• **THE TASK**
Using the records provided below, locate and copy each line that contains the word "description".

Collected data:

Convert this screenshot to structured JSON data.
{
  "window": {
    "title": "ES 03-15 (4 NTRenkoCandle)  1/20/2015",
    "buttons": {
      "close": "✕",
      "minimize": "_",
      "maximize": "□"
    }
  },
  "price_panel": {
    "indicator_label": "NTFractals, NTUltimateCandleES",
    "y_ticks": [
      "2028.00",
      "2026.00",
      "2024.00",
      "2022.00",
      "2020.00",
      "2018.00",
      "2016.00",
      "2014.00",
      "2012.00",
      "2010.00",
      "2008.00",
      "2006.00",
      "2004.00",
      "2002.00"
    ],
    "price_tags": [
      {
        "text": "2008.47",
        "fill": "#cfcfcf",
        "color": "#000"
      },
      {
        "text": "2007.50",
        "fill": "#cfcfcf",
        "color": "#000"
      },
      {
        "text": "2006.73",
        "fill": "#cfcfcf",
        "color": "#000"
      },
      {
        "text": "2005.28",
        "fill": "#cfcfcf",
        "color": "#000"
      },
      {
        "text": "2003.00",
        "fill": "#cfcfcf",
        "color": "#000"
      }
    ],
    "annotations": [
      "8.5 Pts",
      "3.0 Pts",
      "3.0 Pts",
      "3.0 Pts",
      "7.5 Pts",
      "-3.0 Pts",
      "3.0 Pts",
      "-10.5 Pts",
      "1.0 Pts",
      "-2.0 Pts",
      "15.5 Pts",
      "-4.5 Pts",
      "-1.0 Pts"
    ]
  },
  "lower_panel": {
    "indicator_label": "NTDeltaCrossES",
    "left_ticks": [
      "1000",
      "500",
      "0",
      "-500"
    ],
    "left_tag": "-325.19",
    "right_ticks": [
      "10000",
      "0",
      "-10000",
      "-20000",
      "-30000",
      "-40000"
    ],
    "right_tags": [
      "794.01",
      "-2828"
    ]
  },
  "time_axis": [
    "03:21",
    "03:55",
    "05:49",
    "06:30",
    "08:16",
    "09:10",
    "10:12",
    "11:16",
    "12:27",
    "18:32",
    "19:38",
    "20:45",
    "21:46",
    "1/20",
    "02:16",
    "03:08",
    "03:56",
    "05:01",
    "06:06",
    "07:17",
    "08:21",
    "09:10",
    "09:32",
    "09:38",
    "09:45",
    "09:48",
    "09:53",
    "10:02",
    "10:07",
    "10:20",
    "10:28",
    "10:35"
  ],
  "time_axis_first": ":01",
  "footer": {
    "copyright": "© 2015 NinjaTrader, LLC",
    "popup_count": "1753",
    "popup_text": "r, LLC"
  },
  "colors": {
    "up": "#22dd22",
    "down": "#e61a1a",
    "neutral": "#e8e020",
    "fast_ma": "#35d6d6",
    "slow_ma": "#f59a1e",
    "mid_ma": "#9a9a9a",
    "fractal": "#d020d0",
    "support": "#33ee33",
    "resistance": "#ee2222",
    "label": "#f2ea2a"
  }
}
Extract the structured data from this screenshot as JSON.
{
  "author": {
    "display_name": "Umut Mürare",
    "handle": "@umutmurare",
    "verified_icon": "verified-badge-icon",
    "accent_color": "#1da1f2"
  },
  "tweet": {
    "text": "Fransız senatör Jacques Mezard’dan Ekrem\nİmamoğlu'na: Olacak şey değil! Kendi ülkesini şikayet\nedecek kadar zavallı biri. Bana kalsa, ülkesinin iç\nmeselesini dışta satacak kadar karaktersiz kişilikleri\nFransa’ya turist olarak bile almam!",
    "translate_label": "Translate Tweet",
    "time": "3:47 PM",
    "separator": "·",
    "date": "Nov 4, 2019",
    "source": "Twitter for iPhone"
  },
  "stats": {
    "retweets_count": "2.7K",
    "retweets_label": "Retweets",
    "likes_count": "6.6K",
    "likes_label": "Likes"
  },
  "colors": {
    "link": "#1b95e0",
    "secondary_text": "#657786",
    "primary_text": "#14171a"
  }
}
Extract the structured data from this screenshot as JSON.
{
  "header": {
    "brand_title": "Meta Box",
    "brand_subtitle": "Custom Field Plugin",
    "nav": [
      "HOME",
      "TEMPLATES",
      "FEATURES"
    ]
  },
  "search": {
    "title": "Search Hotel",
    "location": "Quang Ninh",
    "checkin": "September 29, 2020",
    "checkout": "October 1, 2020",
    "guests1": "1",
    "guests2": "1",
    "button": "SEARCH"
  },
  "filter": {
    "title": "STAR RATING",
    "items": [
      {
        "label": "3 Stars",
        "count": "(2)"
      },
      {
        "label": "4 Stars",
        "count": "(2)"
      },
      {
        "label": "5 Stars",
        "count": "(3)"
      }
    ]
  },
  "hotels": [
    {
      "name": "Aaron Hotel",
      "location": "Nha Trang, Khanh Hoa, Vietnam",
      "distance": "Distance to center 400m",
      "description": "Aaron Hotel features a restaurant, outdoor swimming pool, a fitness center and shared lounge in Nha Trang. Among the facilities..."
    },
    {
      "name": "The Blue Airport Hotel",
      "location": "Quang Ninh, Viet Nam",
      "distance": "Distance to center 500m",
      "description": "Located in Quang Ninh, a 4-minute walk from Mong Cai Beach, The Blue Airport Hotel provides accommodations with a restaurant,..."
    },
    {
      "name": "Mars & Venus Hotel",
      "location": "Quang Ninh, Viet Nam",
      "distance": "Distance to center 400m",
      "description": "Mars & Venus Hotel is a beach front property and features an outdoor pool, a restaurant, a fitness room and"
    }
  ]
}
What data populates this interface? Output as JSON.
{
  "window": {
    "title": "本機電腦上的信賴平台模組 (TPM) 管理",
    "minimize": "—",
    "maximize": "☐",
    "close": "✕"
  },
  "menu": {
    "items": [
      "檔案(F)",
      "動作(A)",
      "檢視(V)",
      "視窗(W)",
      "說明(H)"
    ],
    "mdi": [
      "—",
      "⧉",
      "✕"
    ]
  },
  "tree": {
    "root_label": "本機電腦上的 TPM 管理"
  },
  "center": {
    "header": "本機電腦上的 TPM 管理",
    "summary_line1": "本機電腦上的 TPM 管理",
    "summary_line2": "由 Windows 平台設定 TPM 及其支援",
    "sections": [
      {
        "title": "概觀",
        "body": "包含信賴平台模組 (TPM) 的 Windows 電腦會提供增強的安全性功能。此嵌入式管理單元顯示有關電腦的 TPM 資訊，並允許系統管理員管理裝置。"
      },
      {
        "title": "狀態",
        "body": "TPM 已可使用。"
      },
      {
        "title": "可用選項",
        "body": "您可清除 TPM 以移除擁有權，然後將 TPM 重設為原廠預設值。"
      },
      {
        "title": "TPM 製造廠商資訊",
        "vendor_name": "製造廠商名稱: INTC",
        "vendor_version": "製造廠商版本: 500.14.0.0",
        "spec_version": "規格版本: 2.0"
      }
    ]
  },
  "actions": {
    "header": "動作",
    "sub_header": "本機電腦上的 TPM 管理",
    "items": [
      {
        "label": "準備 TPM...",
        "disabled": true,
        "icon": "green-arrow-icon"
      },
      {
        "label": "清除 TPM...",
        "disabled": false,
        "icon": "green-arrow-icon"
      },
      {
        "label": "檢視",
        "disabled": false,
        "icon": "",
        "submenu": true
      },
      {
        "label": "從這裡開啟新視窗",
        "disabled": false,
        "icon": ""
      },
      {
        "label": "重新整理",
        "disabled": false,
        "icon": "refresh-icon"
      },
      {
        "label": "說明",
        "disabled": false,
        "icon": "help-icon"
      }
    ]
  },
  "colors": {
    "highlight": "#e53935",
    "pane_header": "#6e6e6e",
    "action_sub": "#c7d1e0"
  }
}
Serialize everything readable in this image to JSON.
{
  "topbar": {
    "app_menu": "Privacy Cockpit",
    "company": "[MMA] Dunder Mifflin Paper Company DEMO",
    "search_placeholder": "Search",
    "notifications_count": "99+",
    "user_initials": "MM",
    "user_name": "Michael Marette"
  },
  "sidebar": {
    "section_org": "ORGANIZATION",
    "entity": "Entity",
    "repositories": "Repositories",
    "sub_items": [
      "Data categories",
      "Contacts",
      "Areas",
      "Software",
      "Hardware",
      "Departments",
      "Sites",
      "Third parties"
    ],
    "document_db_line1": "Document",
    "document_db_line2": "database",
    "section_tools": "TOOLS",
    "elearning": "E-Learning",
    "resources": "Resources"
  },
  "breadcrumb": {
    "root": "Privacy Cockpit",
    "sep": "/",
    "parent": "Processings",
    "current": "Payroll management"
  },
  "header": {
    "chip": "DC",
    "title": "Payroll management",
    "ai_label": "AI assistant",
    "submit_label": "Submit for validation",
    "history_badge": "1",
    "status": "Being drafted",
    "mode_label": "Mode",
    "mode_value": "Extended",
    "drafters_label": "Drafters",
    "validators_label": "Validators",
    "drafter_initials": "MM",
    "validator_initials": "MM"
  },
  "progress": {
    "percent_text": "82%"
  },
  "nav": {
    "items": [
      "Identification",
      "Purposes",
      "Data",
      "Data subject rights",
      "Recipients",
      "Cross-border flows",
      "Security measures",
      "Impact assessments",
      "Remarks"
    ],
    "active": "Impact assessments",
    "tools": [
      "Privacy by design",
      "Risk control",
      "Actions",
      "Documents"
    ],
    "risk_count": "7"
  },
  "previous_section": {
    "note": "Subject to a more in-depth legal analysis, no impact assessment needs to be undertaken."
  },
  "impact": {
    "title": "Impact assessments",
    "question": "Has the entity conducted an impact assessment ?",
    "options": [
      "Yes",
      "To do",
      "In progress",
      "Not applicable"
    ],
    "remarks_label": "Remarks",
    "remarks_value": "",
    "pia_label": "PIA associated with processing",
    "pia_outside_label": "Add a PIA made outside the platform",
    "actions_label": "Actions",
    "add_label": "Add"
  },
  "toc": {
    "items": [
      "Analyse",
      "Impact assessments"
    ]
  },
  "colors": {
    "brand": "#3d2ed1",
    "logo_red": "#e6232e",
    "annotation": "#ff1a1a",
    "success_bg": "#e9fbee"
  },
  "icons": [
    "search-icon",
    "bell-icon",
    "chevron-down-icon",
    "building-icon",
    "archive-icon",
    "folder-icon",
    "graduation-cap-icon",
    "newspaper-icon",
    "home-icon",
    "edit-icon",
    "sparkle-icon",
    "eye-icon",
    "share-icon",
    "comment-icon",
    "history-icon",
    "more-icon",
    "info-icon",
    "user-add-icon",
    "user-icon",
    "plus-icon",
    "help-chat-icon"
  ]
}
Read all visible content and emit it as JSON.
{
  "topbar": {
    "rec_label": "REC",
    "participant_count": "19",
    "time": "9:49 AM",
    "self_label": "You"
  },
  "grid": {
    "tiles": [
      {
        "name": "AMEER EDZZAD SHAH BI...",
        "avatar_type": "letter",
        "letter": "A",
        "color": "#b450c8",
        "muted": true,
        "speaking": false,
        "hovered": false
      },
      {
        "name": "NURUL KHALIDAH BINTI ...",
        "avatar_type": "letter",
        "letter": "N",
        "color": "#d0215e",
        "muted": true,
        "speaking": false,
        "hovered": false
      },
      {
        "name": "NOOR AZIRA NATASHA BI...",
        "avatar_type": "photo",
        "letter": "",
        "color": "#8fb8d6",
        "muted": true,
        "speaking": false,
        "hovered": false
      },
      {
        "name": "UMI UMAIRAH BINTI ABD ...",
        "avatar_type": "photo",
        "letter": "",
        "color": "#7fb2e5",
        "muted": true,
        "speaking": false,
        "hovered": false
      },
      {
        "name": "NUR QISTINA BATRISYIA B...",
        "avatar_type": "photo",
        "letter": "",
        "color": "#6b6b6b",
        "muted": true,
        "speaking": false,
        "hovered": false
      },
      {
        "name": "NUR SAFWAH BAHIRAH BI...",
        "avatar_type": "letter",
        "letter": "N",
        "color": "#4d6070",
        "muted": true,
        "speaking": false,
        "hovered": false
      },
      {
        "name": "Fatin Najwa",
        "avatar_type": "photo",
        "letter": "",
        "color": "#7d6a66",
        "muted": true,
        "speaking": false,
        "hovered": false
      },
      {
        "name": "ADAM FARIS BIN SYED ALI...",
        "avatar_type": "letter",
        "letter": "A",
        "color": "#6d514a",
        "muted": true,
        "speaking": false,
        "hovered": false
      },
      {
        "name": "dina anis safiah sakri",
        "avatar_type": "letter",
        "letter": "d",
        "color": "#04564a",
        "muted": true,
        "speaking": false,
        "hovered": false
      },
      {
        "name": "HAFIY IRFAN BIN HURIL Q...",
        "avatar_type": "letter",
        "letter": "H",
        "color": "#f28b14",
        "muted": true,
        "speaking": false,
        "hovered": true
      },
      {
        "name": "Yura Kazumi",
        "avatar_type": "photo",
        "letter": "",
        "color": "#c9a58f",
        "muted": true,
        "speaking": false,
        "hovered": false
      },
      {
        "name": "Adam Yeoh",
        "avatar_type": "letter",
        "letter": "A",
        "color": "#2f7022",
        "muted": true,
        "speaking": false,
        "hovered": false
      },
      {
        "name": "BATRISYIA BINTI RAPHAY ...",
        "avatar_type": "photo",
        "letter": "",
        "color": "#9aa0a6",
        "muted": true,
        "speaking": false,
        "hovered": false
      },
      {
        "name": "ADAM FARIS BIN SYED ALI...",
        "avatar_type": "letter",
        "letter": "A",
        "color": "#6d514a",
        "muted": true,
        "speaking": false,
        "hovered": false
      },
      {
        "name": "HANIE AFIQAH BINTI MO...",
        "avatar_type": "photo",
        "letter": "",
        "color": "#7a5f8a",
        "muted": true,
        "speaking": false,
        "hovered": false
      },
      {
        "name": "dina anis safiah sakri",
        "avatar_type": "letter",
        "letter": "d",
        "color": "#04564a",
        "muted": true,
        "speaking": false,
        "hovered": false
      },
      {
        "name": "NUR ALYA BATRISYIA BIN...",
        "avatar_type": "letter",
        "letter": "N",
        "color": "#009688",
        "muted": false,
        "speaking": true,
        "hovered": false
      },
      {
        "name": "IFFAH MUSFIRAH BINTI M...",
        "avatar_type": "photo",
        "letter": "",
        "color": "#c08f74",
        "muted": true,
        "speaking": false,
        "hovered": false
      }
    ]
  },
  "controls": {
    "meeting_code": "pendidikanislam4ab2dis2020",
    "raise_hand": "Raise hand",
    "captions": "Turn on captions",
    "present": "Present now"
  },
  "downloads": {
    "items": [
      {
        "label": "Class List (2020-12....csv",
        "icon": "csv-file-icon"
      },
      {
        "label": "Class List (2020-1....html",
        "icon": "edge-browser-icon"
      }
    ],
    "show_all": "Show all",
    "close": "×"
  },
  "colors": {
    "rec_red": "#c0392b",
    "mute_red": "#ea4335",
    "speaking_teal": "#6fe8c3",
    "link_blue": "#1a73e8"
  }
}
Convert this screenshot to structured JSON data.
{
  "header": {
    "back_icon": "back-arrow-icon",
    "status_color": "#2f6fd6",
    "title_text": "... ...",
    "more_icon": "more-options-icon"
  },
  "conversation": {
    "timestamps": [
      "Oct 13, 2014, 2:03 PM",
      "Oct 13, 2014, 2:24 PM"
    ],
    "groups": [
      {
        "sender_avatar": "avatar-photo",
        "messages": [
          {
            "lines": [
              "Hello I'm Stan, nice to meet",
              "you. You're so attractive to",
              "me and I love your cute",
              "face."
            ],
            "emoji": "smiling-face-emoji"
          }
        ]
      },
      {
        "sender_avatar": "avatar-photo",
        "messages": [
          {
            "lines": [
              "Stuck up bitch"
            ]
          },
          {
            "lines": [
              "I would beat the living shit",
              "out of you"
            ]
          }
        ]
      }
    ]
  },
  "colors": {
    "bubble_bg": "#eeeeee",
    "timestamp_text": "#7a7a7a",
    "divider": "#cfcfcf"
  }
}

• **THE REPLY**
      "description": "Aaron Hotel features a restaurant, outdoor swimming pool, a fitness center and shared lounge in Nha Trang. Among the facilities..."
      "description": "Located in Quang Ninh, a 4-minute walk from Mong Cai Beach, The Blue Airport Hotel provides accommodations with a restaurant,..."
      "description": "Mars & Venus Hotel is a beach front property and features an outdoor pool, a restaurant, a fitness room and"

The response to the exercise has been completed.